"""

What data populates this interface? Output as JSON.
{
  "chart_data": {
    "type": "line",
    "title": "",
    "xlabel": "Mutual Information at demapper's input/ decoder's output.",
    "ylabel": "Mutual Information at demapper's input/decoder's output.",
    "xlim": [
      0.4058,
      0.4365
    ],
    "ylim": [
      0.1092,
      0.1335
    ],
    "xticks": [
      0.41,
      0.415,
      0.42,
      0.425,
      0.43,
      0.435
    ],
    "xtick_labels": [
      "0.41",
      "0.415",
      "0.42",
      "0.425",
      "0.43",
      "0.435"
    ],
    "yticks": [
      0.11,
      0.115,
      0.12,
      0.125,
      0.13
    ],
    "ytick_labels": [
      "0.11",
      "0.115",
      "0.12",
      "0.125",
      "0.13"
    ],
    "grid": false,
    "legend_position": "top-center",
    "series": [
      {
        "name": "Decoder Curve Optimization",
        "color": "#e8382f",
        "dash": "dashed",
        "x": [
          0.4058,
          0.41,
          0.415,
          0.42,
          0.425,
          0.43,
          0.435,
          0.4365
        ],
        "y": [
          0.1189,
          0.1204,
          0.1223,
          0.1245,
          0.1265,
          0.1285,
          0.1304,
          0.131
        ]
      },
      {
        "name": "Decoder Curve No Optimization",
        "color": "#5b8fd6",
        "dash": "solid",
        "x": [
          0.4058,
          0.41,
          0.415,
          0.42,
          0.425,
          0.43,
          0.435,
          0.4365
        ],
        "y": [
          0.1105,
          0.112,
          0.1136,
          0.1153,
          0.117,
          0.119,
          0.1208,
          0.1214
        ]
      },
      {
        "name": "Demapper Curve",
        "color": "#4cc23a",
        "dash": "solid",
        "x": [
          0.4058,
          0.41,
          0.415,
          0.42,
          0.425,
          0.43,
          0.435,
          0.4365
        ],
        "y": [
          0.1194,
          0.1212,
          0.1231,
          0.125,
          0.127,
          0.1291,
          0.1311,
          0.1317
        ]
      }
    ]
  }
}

"""

Extract all lines from the material above that include the word "name".

        "name": "Decoder Curve Optimization",
        "name": "Decoder Curve No Optimization",
        "name": "Demapper Curve",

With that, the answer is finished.